Task to complete →
Do not carry the pictures over; copy every other part of the entries exactly.

Dataset records on visual material:
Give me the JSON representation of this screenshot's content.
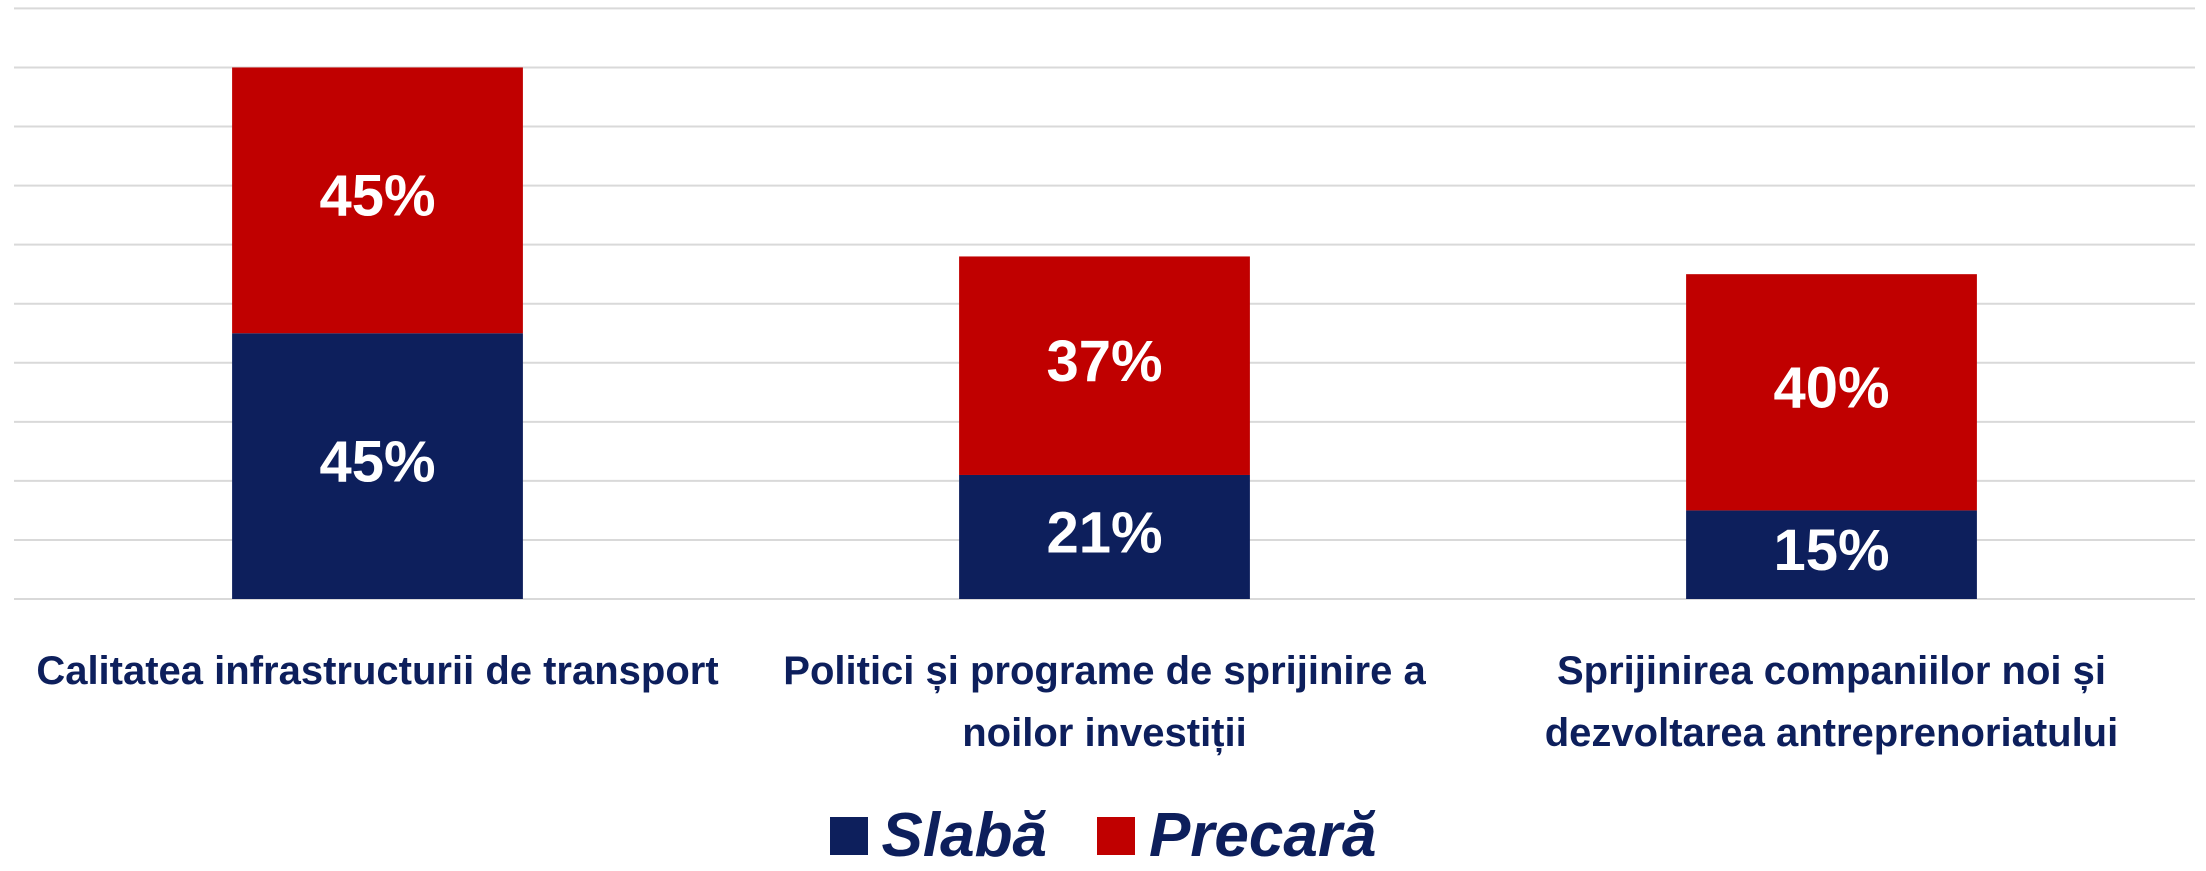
{
  "chart_data": {
    "type": "stacked_bar",
    "categories": [
      "Calitatea infrastructurii de transport",
      "Politici și programe de sprijinire a noilor investiții",
      "Sprijinirea companiilor noi și dezvoltarea antreprenoriatului"
    ],
    "series": [
      {
        "name": "Slabă",
        "color": "#0d1f5c",
        "values": [
          45,
          21,
          15
        ],
        "value_labels": [
          "45%",
          "21%",
          "15%"
        ]
      },
      {
        "name": "Precară",
        "color": "#c00000",
        "values": [
          45,
          37,
          40
        ],
        "value_labels": [
          "45%",
          "37%",
          "40%"
        ]
      }
    ],
    "ylim": [
      0,
      100
    ],
    "yticks": [
      0,
      10,
      20,
      30,
      40,
      50,
      60,
      70,
      80,
      90,
      100
    ],
    "grid": true
  }
}
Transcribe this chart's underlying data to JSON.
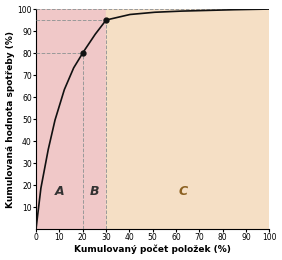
{
  "xlabel": "Kumulovaný počet položek (%)",
  "ylabel": "Kumulovaná hodnota spotřeby (%)",
  "xlim": [
    0,
    100
  ],
  "ylim": [
    0,
    100
  ],
  "xticks": [
    0,
    10,
    20,
    30,
    40,
    50,
    60,
    70,
    80,
    90,
    100
  ],
  "yticks": [
    10,
    20,
    30,
    40,
    50,
    60,
    70,
    80,
    90,
    100
  ],
  "curve_x": [
    0,
    2,
    5,
    8,
    12,
    16,
    20,
    25,
    30,
    40,
    50,
    60,
    70,
    80,
    90,
    100
  ],
  "curve_y": [
    0,
    18,
    35,
    49,
    63,
    73,
    80,
    88,
    95,
    97.5,
    98.5,
    99,
    99.3,
    99.6,
    99.8,
    100
  ],
  "point1": [
    20,
    80
  ],
  "point2": [
    30,
    95
  ],
  "label_A": "A",
  "label_B": "B",
  "label_C": "C",
  "color_A": "#f0c8c8",
  "color_B": "#f0c8c8",
  "color_C": "#f5dfc5",
  "dashed_color": "#999999",
  "curve_color": "#111111",
  "point_color": "#111111",
  "label_fontsize": 9,
  "axis_label_fontsize": 6.5,
  "tick_fontsize": 5.5,
  "label_color_AB": "#333333",
  "label_color_C": "#8B6020"
}
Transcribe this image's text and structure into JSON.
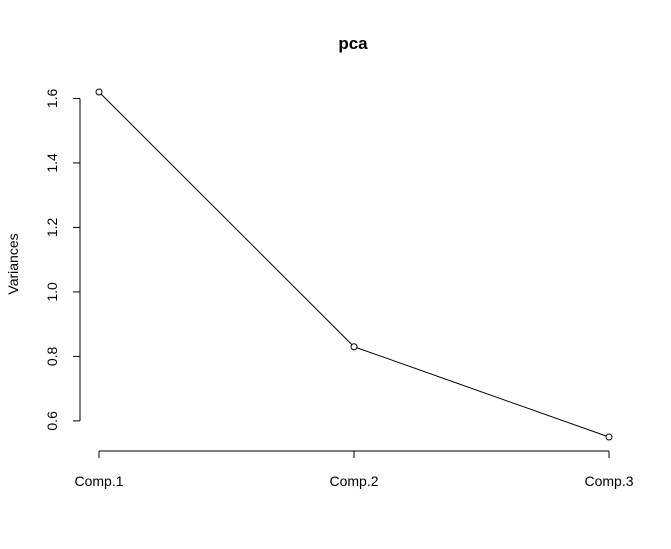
{
  "chart_data": {
    "type": "line",
    "title": "pca",
    "xlabel": "",
    "ylabel": "Variances",
    "categories": [
      "Comp.1",
      "Comp.2",
      "Comp.3"
    ],
    "values": [
      1.62,
      0.83,
      0.55
    ],
    "ylim": [
      0.55,
      1.62
    ],
    "yticks": [
      "0.6",
      "0.8",
      "1.0",
      "1.2",
      "1.4",
      "1.6"
    ],
    "grid": false,
    "legend": "none",
    "line_color": "#000000",
    "marker": "open-circle"
  }
}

Result of the exercise →
Give me the JSON representation of this screenshot's content.
{
  "chart_data": {
    "type": "stacked_bar",
    "categories": [
      "Calitatea infrastructurii de transport",
      "Politici și programe de sprijinire a noilor investiții",
      "Sprijinirea companiilor noi și dezvoltarea antreprenoriatului"
    ],
    "series": [
      {
        "name": "Slabă",
        "color": "#0d1f5c",
        "values": [
          45,
          21,
          15
        ],
        "value_labels": [
          "45%",
          "21%",
          "15%"
        ]
      },
      {
        "name": "Precară",
        "color": "#c00000",
        "values": [
          45,
          37,
          40
        ],
        "value_labels": [
          "45%",
          "37%",
          "40%"
        ]
      }
    ],
    "ylim": [
      0,
      100
    ],
    "yticks": [
      0,
      10,
      20,
      30,
      40,
      50,
      60,
      70,
      80,
      90,
      100
    ],
    "grid": true
  }
}
Transcribe this chart's underlying data to JSON.
{
  "xlabel": "Kumulovaný počet položek (%)",
  "ylabel": "Kumulovaná hodnota spotřeby (%)",
  "xlim": [
    0,
    100
  ],
  "ylim": [
    0,
    100
  ],
  "xticks": [
    0,
    10,
    20,
    30,
    40,
    50,
    60,
    70,
    80,
    90,
    100
  ],
  "yticks": [
    10,
    20,
    30,
    40,
    50,
    60,
    70,
    80,
    90,
    100
  ],
  "curve_x": [
    0,
    2,
    5,
    8,
    12,
    16,
    20,
    25,
    30,
    40,
    50,
    60,
    70,
    80,
    90,
    100
  ],
  "curve_y": [
    0,
    18,
    35,
    49,
    63,
    73,
    80,
    88,
    95,
    97.5,
    98.5,
    99,
    99.3,
    99.6,
    99.8,
    100
  ],
  "point1": [
    20,
    80
  ],
  "point2": [
    30,
    95
  ],
  "label_A": "A",
  "label_B": "B",
  "label_C": "C",
  "color_A": "#f0c8c8",
  "color_B": "#f0c8c8",
  "color_C": "#f5dfc5",
  "dashed_color": "#999999",
  "curve_color": "#111111",
  "point_color": "#111111",
  "label_fontsize": 9,
  "axis_label_fontsize": 6.5,
  "tick_fontsize": 5.5,
  "label_color_AB": "#333333",
  "label_color_C": "#8B6020"
}
Transcribe this image's text and structure into JSON.
{
  "chart_data": {
    "type": "line",
    "title": "pca",
    "xlabel": "",
    "ylabel": "Variances",
    "categories": [
      "Comp.1",
      "Comp.2",
      "Comp.3"
    ],
    "values": [
      1.62,
      0.83,
      0.55
    ],
    "ylim": [
      0.55,
      1.62
    ],
    "yticks": [
      "0.6",
      "0.8",
      "1.0",
      "1.2",
      "1.4",
      "1.6"
    ],
    "grid": false,
    "legend": "none",
    "line_color": "#000000",
    "marker": "open-circle"
  }
}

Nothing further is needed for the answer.